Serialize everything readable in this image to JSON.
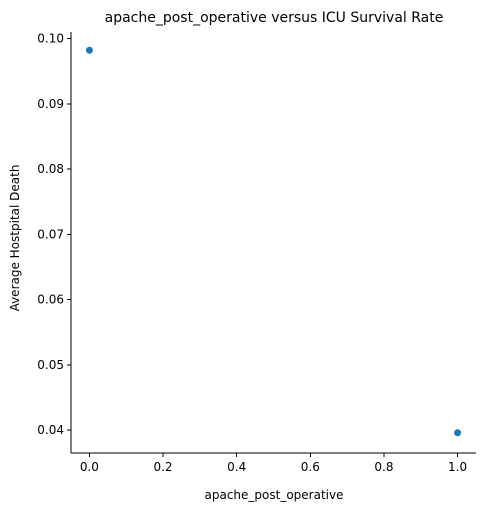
{
  "chart_data": {
    "type": "scatter",
    "title": "apache_post_operative versus ICU Survival Rate",
    "xlabel": "apache_post_operative",
    "ylabel": "Average Hostpital Death",
    "xlim": [
      -0.05,
      1.05
    ],
    "ylim": [
      0.0365,
      0.101
    ],
    "xticks": [
      0.0,
      0.2,
      0.4,
      0.6,
      0.8,
      1.0
    ],
    "xtick_labels": [
      "0.0",
      "0.2",
      "0.4",
      "0.6",
      "0.8",
      "1.0"
    ],
    "yticks": [
      0.04,
      0.05,
      0.06,
      0.07,
      0.08,
      0.09,
      0.1
    ],
    "ytick_labels": [
      "0.04",
      "0.05",
      "0.06",
      "0.07",
      "0.08",
      "0.09",
      "0.10"
    ],
    "grid": false,
    "marker_color": "#1f77b4",
    "points": [
      {
        "x": 0,
        "y": 0.0982
      },
      {
        "x": 1,
        "y": 0.0396
      }
    ]
  }
}
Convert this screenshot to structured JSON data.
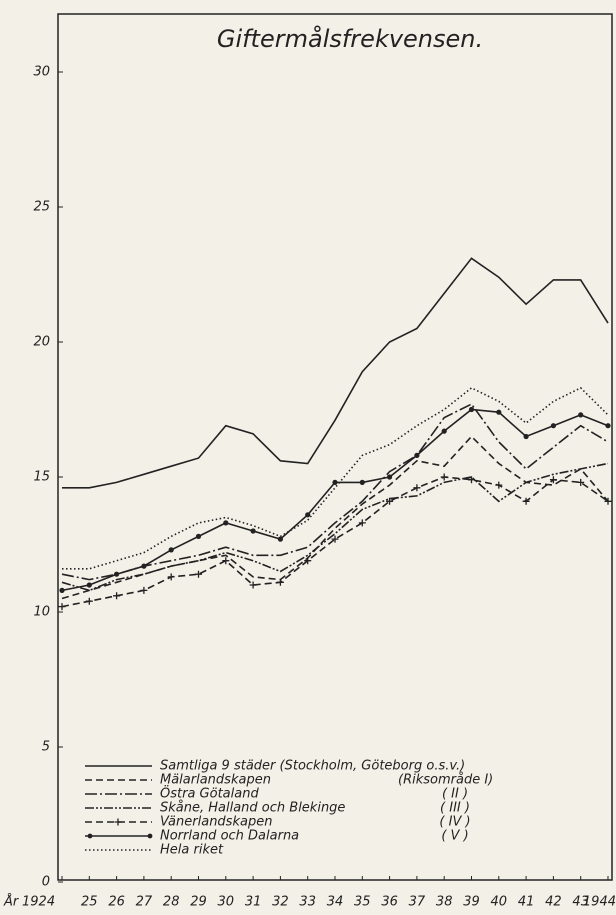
{
  "chart_data": {
    "type": "line",
    "title": "Giftermålsfrekvensen.",
    "xlabel": "År",
    "x": [
      1924,
      1925,
      1926,
      1927,
      1928,
      1929,
      1930,
      1931,
      1932,
      1933,
      1934,
      1935,
      1936,
      1937,
      1938,
      1939,
      1940,
      1941,
      1942,
      1943,
      1944
    ],
    "xlim": [
      1924,
      1944
    ],
    "xticks": [
      {
        "value": 1924,
        "label": "1924"
      },
      {
        "value": 1925,
        "label": "25"
      },
      {
        "value": 1926,
        "label": "26"
      },
      {
        "value": 1927,
        "label": "27"
      },
      {
        "value": 1928,
        "label": "28"
      },
      {
        "value": 1929,
        "label": "29"
      },
      {
        "value": 1930,
        "label": "30"
      },
      {
        "value": 1931,
        "label": "31"
      },
      {
        "value": 1932,
        "label": "32"
      },
      {
        "value": 1933,
        "label": "33"
      },
      {
        "value": 1934,
        "label": "34"
      },
      {
        "value": 1935,
        "label": "35"
      },
      {
        "value": 1936,
        "label": "36"
      },
      {
        "value": 1937,
        "label": "37"
      },
      {
        "value": 1938,
        "label": "38"
      },
      {
        "value": 1939,
        "label": "39"
      },
      {
        "value": 1940,
        "label": "40"
      },
      {
        "value": 1941,
        "label": "41"
      },
      {
        "value": 1942,
        "label": "42"
      },
      {
        "value": 1943,
        "label": "43"
      },
      {
        "value": 1944,
        "label": "1944"
      }
    ],
    "ylim": [
      0,
      30
    ],
    "yticks": [
      0,
      5,
      10,
      15,
      20,
      25,
      30
    ],
    "series": [
      {
        "name": "Samtliga 9 städer (Stockholm, Göteborg o.s.v.)",
        "color": "#222222",
        "dash": "solid",
        "marker": "none",
        "values": [
          14.6,
          14.6,
          14.8,
          15.1,
          15.4,
          15.7,
          16.9,
          16.6,
          15.6,
          15.5,
          17.1,
          18.9,
          20.0,
          20.5,
          21.8,
          23.1,
          22.4,
          21.4,
          22.3,
          22.3,
          20.7
        ]
      },
      {
        "name": "Mälarlandskapen",
        "color": "#222222",
        "dash": "dashed",
        "marker": "none",
        "values": [
          10.5,
          10.8,
          11.1,
          11.4,
          11.7,
          11.9,
          12.1,
          11.3,
          11.2,
          12.0,
          13.1,
          14.0,
          14.7,
          15.6,
          15.4,
          16.5,
          15.5,
          14.8,
          14.7,
          15.3,
          14.1
        ]
      },
      {
        "name": "Östra Götaland",
        "color": "#222222",
        "dash": "dashdot",
        "marker": "none",
        "values": [
          11.4,
          11.2,
          11.4,
          11.7,
          11.9,
          12.1,
          12.4,
          12.1,
          12.1,
          12.4,
          13.3,
          14.1,
          15.2,
          15.8,
          17.2,
          17.7,
          16.3,
          15.3,
          16.1,
          16.9,
          16.3
        ]
      },
      {
        "name": "Skåne, Halland och Blekinge",
        "color": "#222222",
        "dash": "dashdotdot",
        "marker": "none",
        "values": [
          11.1,
          10.8,
          11.2,
          11.4,
          11.7,
          11.9,
          12.2,
          11.9,
          11.5,
          12.1,
          12.9,
          13.8,
          14.2,
          14.3,
          14.8,
          15.0,
          14.1,
          14.8,
          15.1,
          15.3,
          15.5
        ]
      },
      {
        "name": "Vänerlandskapen",
        "color": "#222222",
        "dash": "dashed",
        "marker": "plus",
        "values": [
          10.2,
          10.4,
          10.6,
          10.8,
          11.3,
          11.4,
          11.9,
          11.0,
          11.1,
          11.9,
          12.7,
          13.3,
          14.1,
          14.6,
          15.0,
          14.9,
          14.7,
          14.1,
          14.9,
          14.8,
          14.1
        ]
      },
      {
        "name": "Norrland och Dalarna",
        "color": "#222222",
        "dash": "solid",
        "marker": "dot",
        "values": [
          10.8,
          11.0,
          11.4,
          11.7,
          12.3,
          12.8,
          13.3,
          13.0,
          12.7,
          13.6,
          14.8,
          14.8,
          15.0,
          15.8,
          16.7,
          17.5,
          17.4,
          16.5,
          16.9,
          17.3,
          16.9
        ]
      },
      {
        "name": "Hela riket",
        "color": "#222222",
        "dash": "dotted",
        "marker": "none",
        "values": [
          11.6,
          11.6,
          11.9,
          12.2,
          12.8,
          13.3,
          13.5,
          13.2,
          12.8,
          13.4,
          14.6,
          15.8,
          16.2,
          16.9,
          17.5,
          18.3,
          17.8,
          17.0,
          17.8,
          18.3,
          17.3
        ]
      }
    ],
    "annotations": [
      "(Riksområde I)",
      "( II )",
      "( III )",
      "( IV )",
      "( V )"
    ]
  }
}
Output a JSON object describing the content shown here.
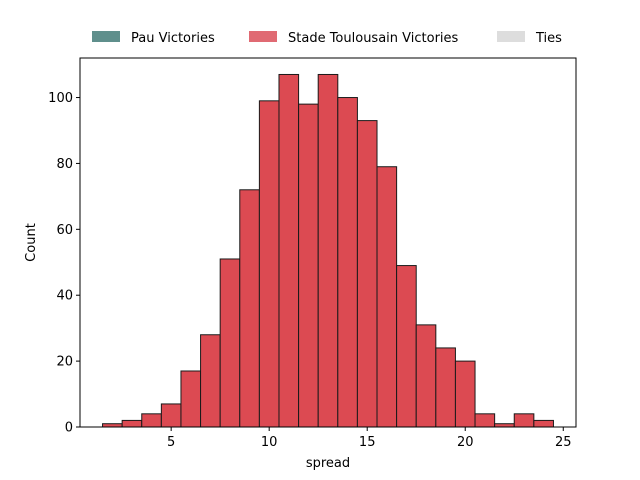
{
  "chart_data": {
    "type": "bar",
    "title": "",
    "xlabel": "spread",
    "ylabel": "Count",
    "xlim": [
      0.35,
      25.65
    ],
    "ylim": [
      0,
      112
    ],
    "xticks": [
      5,
      10,
      15,
      20,
      25
    ],
    "yticks": [
      0,
      20,
      40,
      60,
      80,
      100
    ],
    "grid": false,
    "legend_position": "top",
    "colors": {
      "pau": "#5f8f8c",
      "stade": "#e06a73",
      "ties": "#dddddd",
      "bars": "#dc4a52",
      "edge": "#1a1a1a"
    },
    "legend": [
      {
        "label": "Pau Victories",
        "color_key": "pau"
      },
      {
        "label": "Stade Toulousain Victories",
        "color_key": "stade"
      },
      {
        "label": "Ties",
        "color_key": "ties"
      }
    ],
    "series": [
      {
        "name": "Stade Toulousain Victories",
        "bins": [
          {
            "x0": 1.5,
            "x1": 2.5,
            "count": 1
          },
          {
            "x0": 2.5,
            "x1": 3.5,
            "count": 2
          },
          {
            "x0": 3.5,
            "x1": 4.5,
            "count": 4
          },
          {
            "x0": 4.5,
            "x1": 5.5,
            "count": 7
          },
          {
            "x0": 5.5,
            "x1": 6.5,
            "count": 17
          },
          {
            "x0": 6.5,
            "x1": 7.5,
            "count": 28
          },
          {
            "x0": 7.5,
            "x1": 8.5,
            "count": 51
          },
          {
            "x0": 8.5,
            "x1": 9.5,
            "count": 72
          },
          {
            "x0": 9.5,
            "x1": 10.5,
            "count": 99
          },
          {
            "x0": 10.5,
            "x1": 11.5,
            "count": 107
          },
          {
            "x0": 11.5,
            "x1": 12.5,
            "count": 98
          },
          {
            "x0": 12.5,
            "x1": 13.5,
            "count": 107
          },
          {
            "x0": 13.5,
            "x1": 14.5,
            "count": 100
          },
          {
            "x0": 14.5,
            "x1": 15.5,
            "count": 93
          },
          {
            "x0": 15.5,
            "x1": 16.5,
            "count": 79
          },
          {
            "x0": 16.5,
            "x1": 17.5,
            "count": 49
          },
          {
            "x0": 17.5,
            "x1": 18.5,
            "count": 31
          },
          {
            "x0": 18.5,
            "x1": 19.5,
            "count": 24
          },
          {
            "x0": 19.5,
            "x1": 20.5,
            "count": 20
          },
          {
            "x0": 20.5,
            "x1": 21.5,
            "count": 4
          },
          {
            "x0": 21.5,
            "x1": 22.5,
            "count": 1
          },
          {
            "x0": 22.5,
            "x1": 23.5,
            "count": 4
          },
          {
            "x0": 23.5,
            "x1": 24.5,
            "count": 2
          }
        ]
      }
    ]
  }
}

◆ WRITTEN TASK:
Show every line in the records above that contains the word "title".

◆ SOLVED EXERCISE:
    "title": "apache_post_operative versus ICU Survival Rate",
    "title": "Giftermålsfrekvensen.",
    "title": "",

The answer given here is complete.